The Welsh longbow was a selfbow, constructed from a single, carefully shaped piece of wood, usually yew. The bow received its name from its unusual length (up to 6 feet 4 inches). It could achieve a maximum draw weight of 185 pounds, though draw weights of between 60 and 160 pounds were a common range. These powerful longbows could hurl small-headed arrows as far as 300 yards, depending on the size and weight of the arrowhead. Moreover, the skill required to shoot a longbow was substantial. To master the weapon took many years and constant practice, and a fully trained longbowman was a formidable military asset capable of piercing mail consistently and plate armour at short ranges, and attaining a rate of fire of up to twelve arrows per minute, far faster than a crossbow. This extraordinary rate of fire, combined with the sheer numbers of archers employed by English monarchs, created a ‘killing zone’ – a narrow fronted area around 200 yards deep into which several thousand arrows could be launched per minute. These ‘killing zones’ were instrumental in English victories in the Anglo-Scottish conflicts and the Hundred Years War against France.

Excerpted data ▸
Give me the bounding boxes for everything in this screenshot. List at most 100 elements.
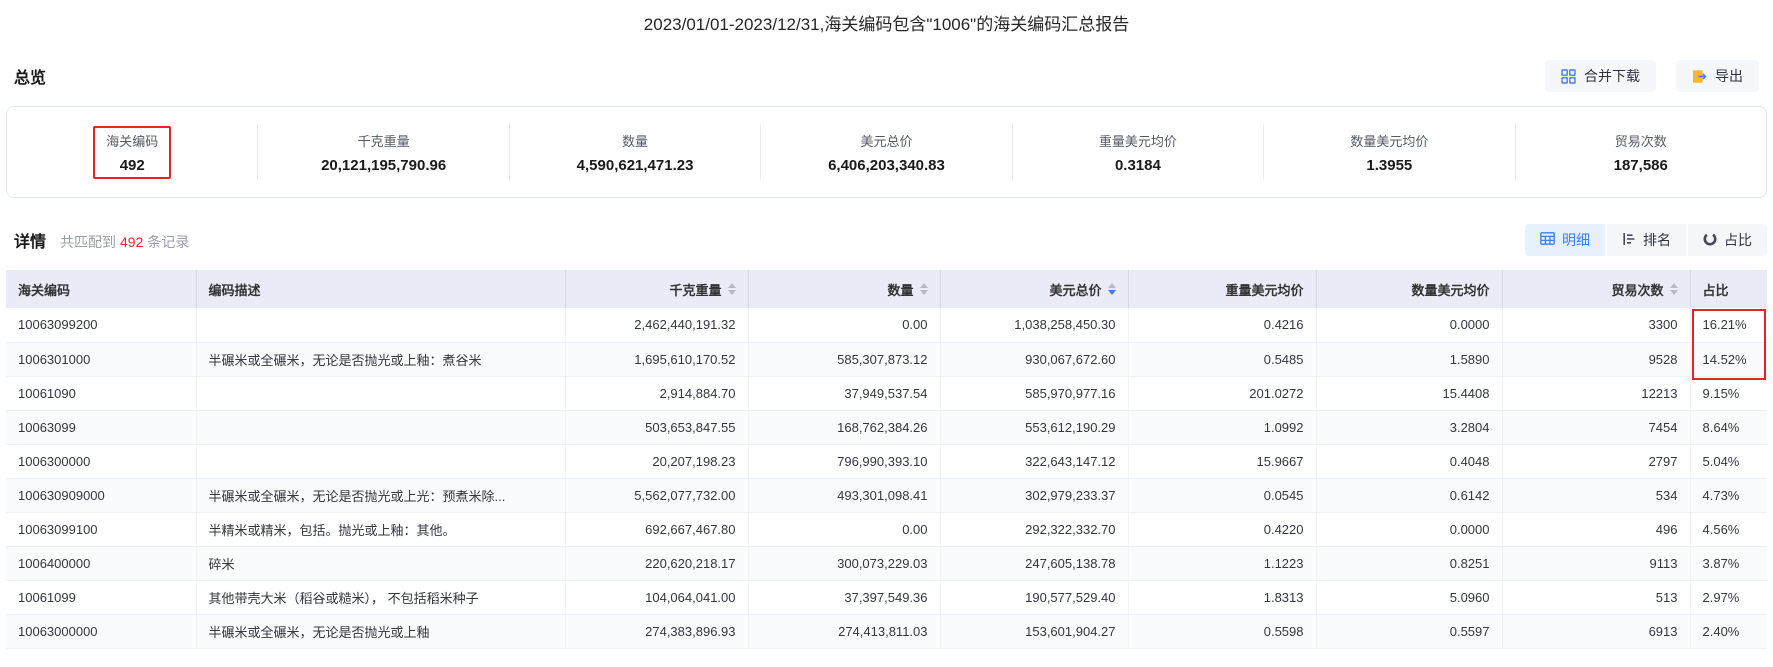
column-header-desc: 编码描述 [196,270,565,308]
cell-qty: 37,397,549.36 [748,580,940,614]
table-row: 100630909000半碾米或全碾米，无论是否抛光或上光：预煮米除...5,5… [6,478,1767,512]
match-count: 492 [116,234,147,250]
cell-qty: 493,301,098.41 [748,478,940,512]
cell-kg_avg: 1.1223 [1128,546,1316,580]
cell-qty_avg: 3.2804 [1316,410,1502,444]
cell-kg_avg: 0.0545 [1128,478,1316,512]
cell-qty_avg: 0.0000 [1316,308,1502,342]
cell-usd: 247,605,138.78 [940,546,1128,580]
table-row: 1006400000碎米220,620,218.17300,073,229.03… [6,546,1767,580]
match-summary: 共匹配到492条记录 [60,232,189,252]
merge-download-button[interactable]: 合并下载 [1545,60,1656,92]
cell-qty_avg: 1.5890 [1316,342,1502,376]
details-table: 海关编码编码描述千克重量数量美元总价重量美元均价数量美元均价贸易次数占比 100… [6,270,1767,649]
details-header-row: 详情 共匹配到492条记录 明细 [0,224,1773,256]
column-label: 美元总价 [1049,280,1101,299]
merge-download-label: 合并下载 [1584,66,1640,86]
cell-kg_avg: 15.9667 [1128,444,1316,478]
cell-share: 3.87% [1690,546,1767,580]
cell-usd: 322,643,147.12 [940,444,1128,478]
sort-carets-icon[interactable] [728,283,736,295]
stat-value: 6,406,203,340.83 [828,157,945,174]
table-icon [1540,232,1555,248]
cell-qty_avg: 0.8251 [1316,546,1502,580]
cell-trades: 534 [1502,478,1690,512]
stat-value: 20,121,195,790.96 [321,157,446,174]
column-header-kg_avg: 重量美元均价 [1128,270,1316,308]
cell-usd: 292,322,332.70 [940,512,1128,546]
cell-trades: 12213 [1502,376,1690,410]
tab-detail[interactable]: 明细 [1525,224,1605,256]
cell-code: 10061099 [6,580,196,614]
tab-detail-label: 明细 [1562,230,1590,250]
cell-kg: 503,653,847.55 [565,410,748,444]
cell-kg_avg: 1.8313 [1128,580,1316,614]
column-label: 数量 [887,280,913,299]
stat-value: 492 [106,157,158,174]
table-row: 10061099其他带壳大米（稻谷或糙米）， 不包括稻米种子104,064,04… [6,580,1767,614]
sort-carets-icon[interactable] [920,283,928,295]
export-button[interactable]: 导出 [1676,60,1759,92]
cell-trades: 6913 [1502,614,1690,648]
cell-usd: 930,067,672.60 [940,342,1128,376]
stat-inner: 美元总价6,406,203,340.83 [815,126,958,179]
cell-trades: 9528 [1502,342,1690,376]
stat-inner: 数量美元均价1.3955 [1337,126,1441,179]
cell-trades: 513 [1502,580,1690,614]
cell-kg_avg: 0.5485 [1128,342,1316,376]
cell-qty: 796,990,393.10 [748,444,940,478]
cell-kg: 2,462,440,191.32 [565,308,748,342]
cell-qty: 168,762,384.26 [748,410,940,444]
cell-share: 8.64% [1690,410,1767,444]
column-label: 贸易次数 [1611,280,1663,299]
cell-code: 10063000000 [6,614,196,648]
cell-code: 100630909000 [6,478,196,512]
cell-qty: 0.00 [748,512,940,546]
column-label: 数量美元均价 [1411,280,1489,299]
stat-inner: 千克重量 20,121,195,790.96 [308,126,459,179]
stat-label: 海关编码 [106,131,158,150]
cell-qty_avg: 5.0960 [1316,580,1502,614]
cell-code: 1006300000 [6,444,196,478]
cell-qty: 0.00 [748,308,940,342]
pie-icon [1703,232,1717,249]
cell-kg: 1,695,610,170.52 [565,342,748,376]
column-header-code: 海关编码 [6,270,196,308]
cell-kg: 2,914,884.70 [565,376,748,410]
column-label: 重量美元均价 [1225,280,1303,299]
column-header-qty[interactable]: 数量 [748,270,940,308]
match-suffix: 条记录 [147,234,189,250]
report-page: 2023/01/01-2023/12/31,海关编码包含"1006"的海关编码汇… [0,0,1773,667]
cell-share: 14.52% [1690,342,1767,376]
cell-share: 5.04% [1690,444,1767,478]
top-buttons: 合并下载 导出 [1545,60,1759,92]
cell-kg_avg: 0.4220 [1128,512,1316,546]
stat-label: 千克重量 [321,131,446,150]
column-header-trades[interactable]: 贸易次数 [1502,270,1690,308]
stat-label: 数量 [577,131,694,150]
cell-kg: 104,064,041.00 [565,580,748,614]
table-row: 100630000020,207,198.23796,990,393.10322… [6,444,1767,478]
cell-usd: 153,601,904.27 [940,614,1128,648]
match-prefix: 共匹配到 [60,234,116,250]
tab-share[interactable]: 占比 [1688,224,1767,256]
column-header-usd[interactable]: 美元总价 [940,270,1128,308]
overview-stat: 贸易次数187,586 [1516,124,1766,180]
cell-desc [196,376,565,410]
sort-carets-icon[interactable] [1670,283,1678,295]
cell-kg: 220,620,218.17 [565,546,748,580]
cell-qty_avg: 0.4048 [1316,444,1502,478]
cell-usd: 585,970,977.16 [940,376,1128,410]
table-row: 10063099100半精米或精米，包括。抛光或上釉：其他。692,667,46… [6,512,1767,546]
table-row: 1006301000半碾米或全碾米，无论是否抛光或上釉：煮谷米1,695,610… [6,342,1767,376]
column-header-kg[interactable]: 千克重量 [565,270,748,308]
stat-value: 1.3955 [1350,157,1428,174]
cell-desc [196,410,565,444]
sort-carets-icon[interactable] [1108,283,1116,295]
stat-inner: 贸易次数187,586 [1601,126,1681,179]
cell-qty_avg: 15.4408 [1316,376,1502,410]
customs-code-highlight-box: 海关编码 492 [93,126,171,179]
cell-usd: 302,979,233.37 [940,478,1128,512]
tab-ranking[interactable]: 排名 [1607,224,1686,256]
page-title: 2023/01/01-2023/12/31,海关编码包含"1006"的海关编码汇… [0,0,1773,38]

Given task ▸ Continue the passage on the Welsh longbow above, picking up after its final sentence.

Task response ▸
In response to the vulnerability of mounted lancers to the arrows and bolts of light infantry, knights began to use metal plates to strengthen their mail armour at particularly vulnerable points (such as the shin and knee), creating a transitional armour known as plate mail. But as the threat of enemy missiles became more prevalent, heavy cavalrymen added more and more plates until a complete suit of plate armour was worn by the beginning of the fifteenth century. Knightly weapons also changed in response to this new plate armour. Swords became shorter and wider, and often had reinforced, sharp points for thrusting, rather than slashing attacks. There was also a movement away from edged weapons toward contusion weapons, such as the mace, flail and hammer, and piercing weapons, such as the military pick – weapons better suited to attack the flat protective plates encasing the aristocratic warriors.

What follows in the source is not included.